BRIEF =
Search the material for "element" and show all lines that contain it.

======== STORED DATA

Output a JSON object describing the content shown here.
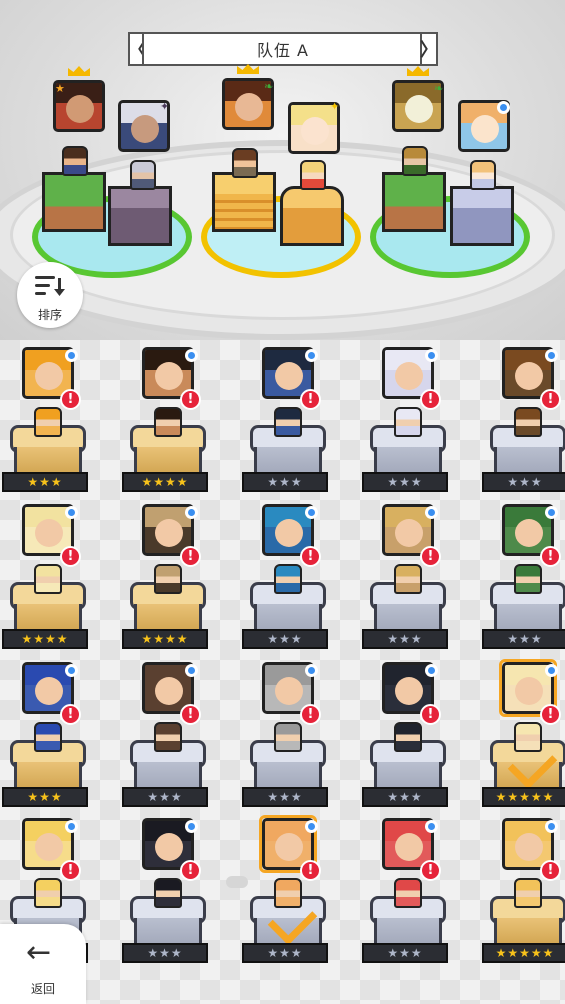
{
  "header": {
    "team_title": "队伍 A",
    "prev_label": "〈",
    "next_label": "〉"
  },
  "controls": {
    "sort_label": "排序",
    "back_label": "返回",
    "back_glyph": "←"
  },
  "team": [
    {
      "slot": 1,
      "frame": "crown",
      "element": "star",
      "base": "grass"
    },
    {
      "slot": 2,
      "frame": "plain",
      "element": "dark",
      "base": "stone"
    },
    {
      "slot": 3,
      "frame": "crown",
      "element": "leaf",
      "base": "cheese"
    },
    {
      "slot": 4,
      "frame": "plain",
      "element": "light",
      "base": "heart"
    },
    {
      "slot": 5,
      "frame": "crown",
      "element": "leaf",
      "base": "grass"
    },
    {
      "slot": 6,
      "frame": "plain",
      "element": "water",
      "base": "snow"
    }
  ],
  "roster_rows": [
    {
      "cards": [
        {
          "stars": "★★★",
          "gold": true,
          "alert": true
        },
        {
          "stars": "★★★★",
          "gold": true,
          "alert": true
        },
        {
          "stars": "★★★",
          "gold": false,
          "alert": true
        },
        {
          "stars": "★★★",
          "gold": false,
          "alert": true
        },
        {
          "stars": "★★★",
          "gold": false,
          "alert": true
        }
      ]
    },
    {
      "cards": [
        {
          "stars": "★★★★",
          "gold": true,
          "alert": true
        },
        {
          "stars": "★★★★",
          "gold": true,
          "alert": true
        },
        {
          "stars": "★★★",
          "gold": false,
          "alert": true
        },
        {
          "stars": "★★★",
          "gold": false,
          "alert": true
        },
        {
          "stars": "★★★",
          "gold": false,
          "alert": true
        }
      ]
    },
    {
      "cards": [
        {
          "stars": "★★★",
          "gold": true,
          "alert": true
        },
        {
          "stars": "★★★",
          "gold": false,
          "alert": true
        },
        {
          "stars": "★★★",
          "gold": false,
          "alert": true
        },
        {
          "stars": "★★★",
          "gold": false,
          "alert": true
        },
        {
          "stars": "★★★★★",
          "gold": true,
          "alert": true,
          "selected": true
        }
      ]
    },
    {
      "cards": [
        {
          "stars": "★★★",
          "gold": false,
          "alert": true
        },
        {
          "stars": "★★★",
          "gold": false,
          "alert": true
        },
        {
          "stars": "★★★",
          "gold": false,
          "alert": true,
          "selected": true
        },
        {
          "stars": "★★★",
          "gold": false,
          "alert": true
        },
        {
          "stars": "★★★★★",
          "gold": true,
          "alert": true
        }
      ]
    }
  ],
  "alert_glyph": "!",
  "colors": {
    "alert": "#e6233a",
    "selected": "#f5a623",
    "pad_green": "#58c732",
    "pad_yellow": "#f2c200",
    "badge": "#3b8ff0"
  }
}
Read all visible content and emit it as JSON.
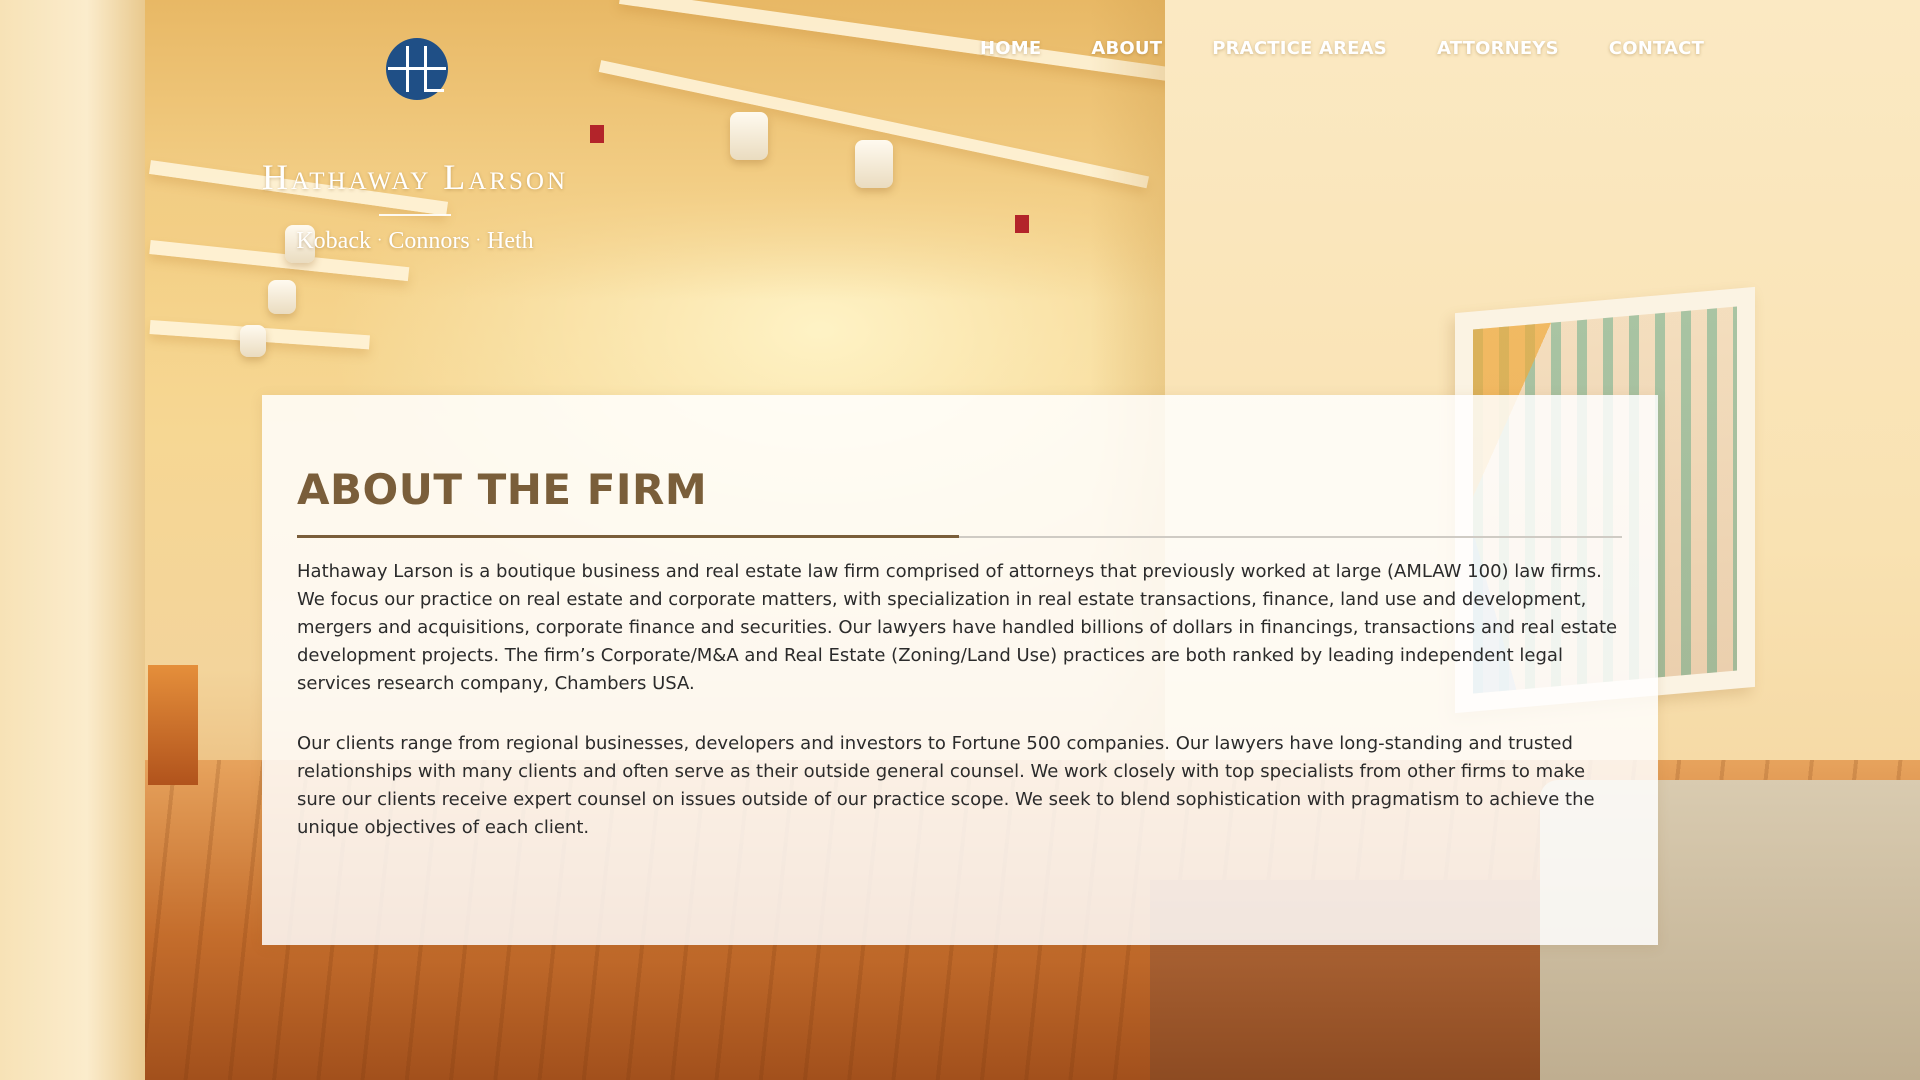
{
  "header": {
    "logo": {
      "monogram": "HL",
      "firm_name": "Hathaway Larson",
      "partners": [
        "Koback",
        "Connors",
        "Heth"
      ]
    },
    "nav": [
      {
        "label": "HOME"
      },
      {
        "label": "ABOUT"
      },
      {
        "label": "PRACTICE AREAS"
      },
      {
        "label": "ATTORNEYS"
      },
      {
        "label": "CONTACT"
      }
    ]
  },
  "about": {
    "title": "ABOUT THE FIRM",
    "paragraphs": [
      "Hathaway Larson is a boutique business and real estate law firm comprised of attorneys that previously worked at large (AMLAW 100) law firms. We focus our practice on real estate and corporate matters, with specialization in real estate transactions, finance, land use and development, mergers and acquisitions, corporate finance and securities. Our lawyers have handled billions of dollars in financings, transactions and real estate development projects. The firm’s Corporate/M&A and Real Estate (Zoning/Land Use) practices are both ranked by leading independent legal services research company, Chambers USA.",
      "Our clients range from regional businesses, developers and investors to Fortune 500 companies. Our lawyers have long-standing and trusted relationships with many clients and often serve as their outside general counsel. We work closely with top specialists from other firms to make sure our clients receive expert counsel on issues outside of our practice scope. We seek to blend sophistication with pragmatism to achieve the unique objectives of each client."
    ]
  },
  "colors": {
    "heading": "#7a5e3a",
    "body_text": "#2b2b2b",
    "logo_blue": "#1f4f86",
    "nav_text": "#ffffff"
  }
}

================

EXPECTED ANSWER =
      "element": "star",
      "element": "dark",
      "element": "leaf",
      "element": "light",
      "element": "leaf",
      "element": "water",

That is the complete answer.